## Goal of the exercise
Set out every line bearing the string "Кемеровское".
* * * * * * * * *
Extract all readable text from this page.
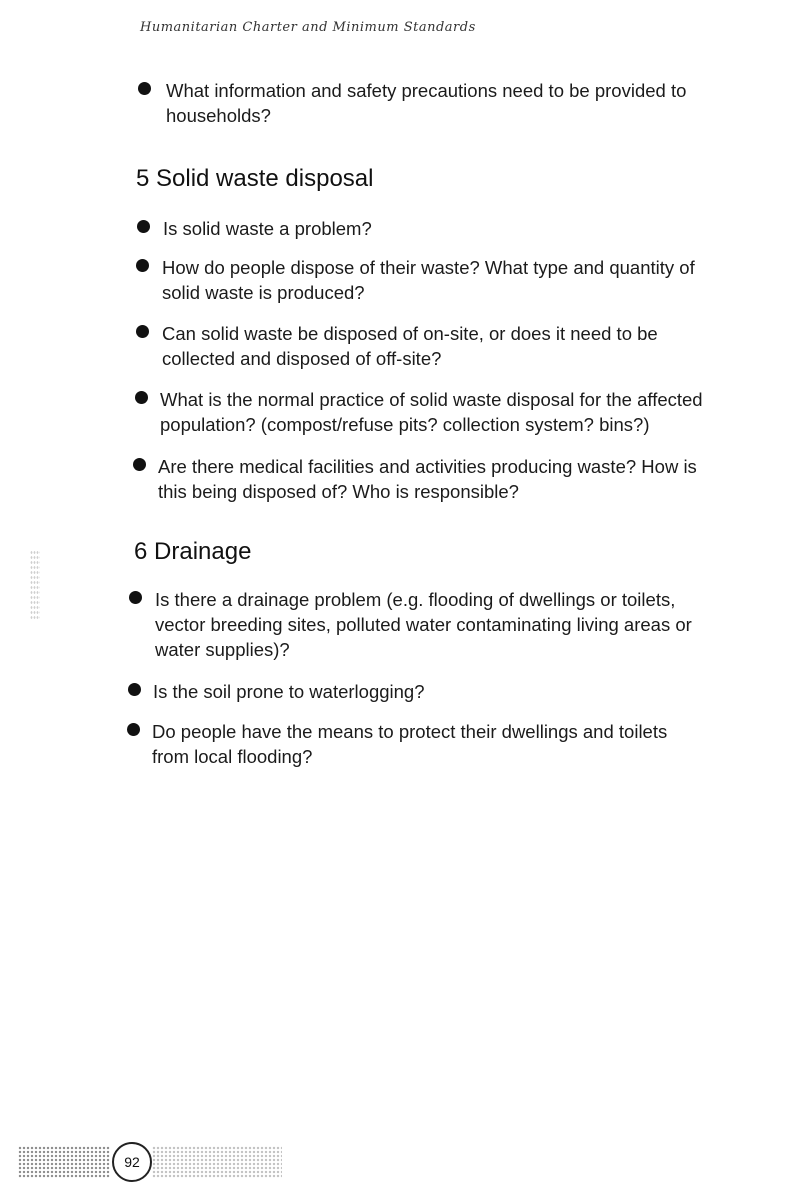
Humanitarian Charter and Minimum Standards
What information and safety precautions need to be provided to
households?
5 Solid waste disposal
Is solid waste a problem?
How do people dispose of their waste? What type and quantity of
solid waste is produced?
Can solid waste be disposed of on-site, or does it need to be
collected and disposed of off-site?
What is the normal practice of solid waste disposal for the affected
population? (compost/refuse pits? collection system? bins?)
Are there medical facilities and activities producing waste? How is
this being disposed of? Who is responsible?
6 Drainage
Is there a drainage problem (e.g. flooding of dwellings or toilets,
vector breeding sites, polluted water contaminating living areas or
water supplies)?
Is the soil prone to waterlogging?
Do people have the means to protect their dwellings and toilets
from local flooding?
92
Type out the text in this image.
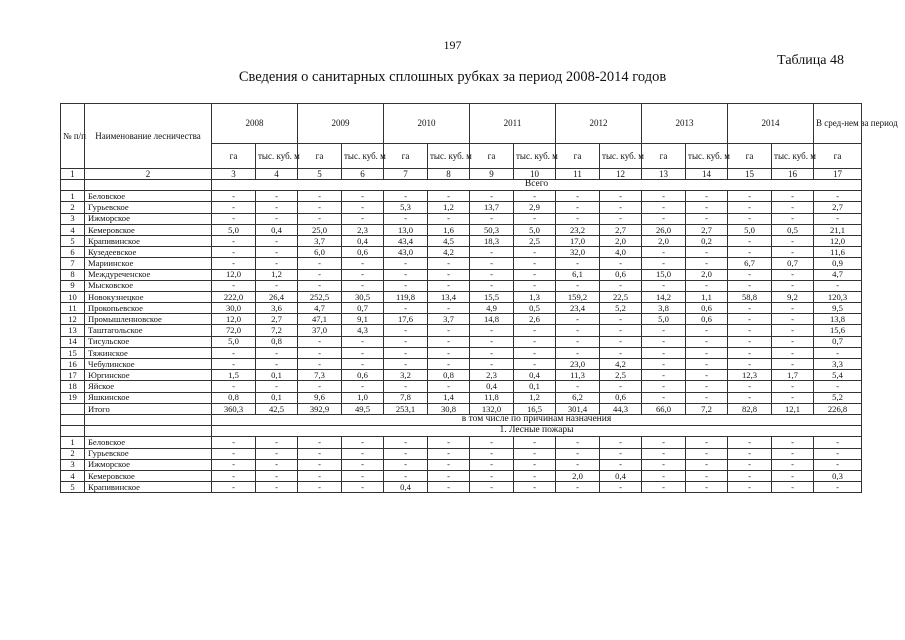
197
Таблица 48
Сведения о санитарных сплошных рубках за период 2008-2014 годов
№ п/п	Наименование лесничества	2008		2009		2010		2011		2012		2013		2014		В сред-нем за период
		га	тыс. куб. м	га	тыс. куб. м	га	тыс. куб. м	га	тыс. куб. м	га	тыс. куб. м	га	тыс. куб. м	га	тыс. куб. м	га
1	2	3	4	5	6	7	8	9	10	11	12	13	14	15	16	17
		Всего														
1	Беловское	-	-	-	-	-	-	-	-	-	-	-	-	-	-	-
2	Гурьевское	-	-	-	-	5,3	1,2	13,7	2,9	-	-	-	-	-	-	2,7
3	Ижморское	-	-	-	-	-	-	-	-	-	-	-	-	-	-	-
4	Кемеровское	5,0	0,4	25,0	2,3	13,0	1,6	50,3	5,0	23,2	2,7	26,0	2,7	5,0	0,5	21,1
5	Крапивинское	-	-	3,7	0,4	43,4	4,5	18,3	2,5	17,0	2,0	2,0	0,2	-	-	12,0
6	Кузедеевское	-	-	6,0	0,6	43,0	4,2	-	-	32,0	4,0	-	-	-	-	11,6
7	Мариинское	-	-	-	-	-	-	-	-	-	-	-	-	6,7	0,7	0,9
8	Междуреченское	12,0	1,2	-	-	-	-	-	-	6,1	0,6	15,0	2,0	-	-	4,7
9	Мысковское	-	-	-	-	-	-	-	-	-	-	-	-	-	-	-
10	Новокузнецкое	222,0	26,4	252,5	30,5	119,8	13,4	15,5	1,3	159,2	22,5	14,2	1,1	58,8	9,2	120,3
11	Прокопьевское	30,0	3,6	4,7	0,7	-	-	4,9	0,5	23,4	5,2	3,8	0,6	-	-	9,5
12	Промышленновское	12,0	2,7	47,1	9,1	17,6	3,7	14,8	2,6	-	-	5,0	0,6	-	-	13,8
13	Таштагольское	72,0	7,2	37,0	4,3	-	-	-	-	-	-	-	-	-	-	15,6
14	Тисульское	5,0	0,8	-	-	-	-	-	-	-	-	-	-	-	-	0,7
15	Тяжинское	-	-	-	-	-	-	-	-	-	-	-	-	-	-	-
16	Чебулинское	-	-	-	-	-	-	-	-	23,0	4,2	-	-	-	-	3,3
17	Юргинское	1,5	0,1	7,3	0,6	3,2	0,8	2,3	0,4	11,3	2,5	-	-	12,3	1,7	5,4
18	Яйское	-	-	-	-	-	-	0,4	0,1	-	-	-	-	-	-	-
19	Яшкинское	0,8	0,1	9,6	1,0	7,8	1,4	11,8	1,2	6,2	0,6	-	-	-	-	5,2
	Итого	360,3	42,5	392,9	49,5	253,1	30,8	132,0	16,5	301,4	44,3	66,0	7,2	82,8	12,1	226,8
		в том числе по причинам назначения														
		1. Лесные пожары														
1	Беловское	-	-	-	-	-	-	-	-	-	-	-	-	-	-	-
2	Гурьевское	-	-	-	-	-	-	-	-	-	-	-	-	-	-	-
3	Ижморское	-	-	-	-	-	-	-	-	-	-	-	-	-	-	-
4	Кемеровское	-	-	-	-	-	-	-	-	2,0	0,4	-	-	-	-	0,3
5	Крапивинское	-	-	-	-	0,4	-	-	-	-	-	-	-	-	-	-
* * * * * * * * *
## Complete response
4	Кемеровское	5,0	0,4	25,0	2,3	13,0	1,6	50,3	5,0	23,2	2,7	26,0	2,7	5,0	0,5	21,1
4	Кемеровское	-	-	-	-	-	-	-	-	2,0	0,4	-	-	-	-	0,3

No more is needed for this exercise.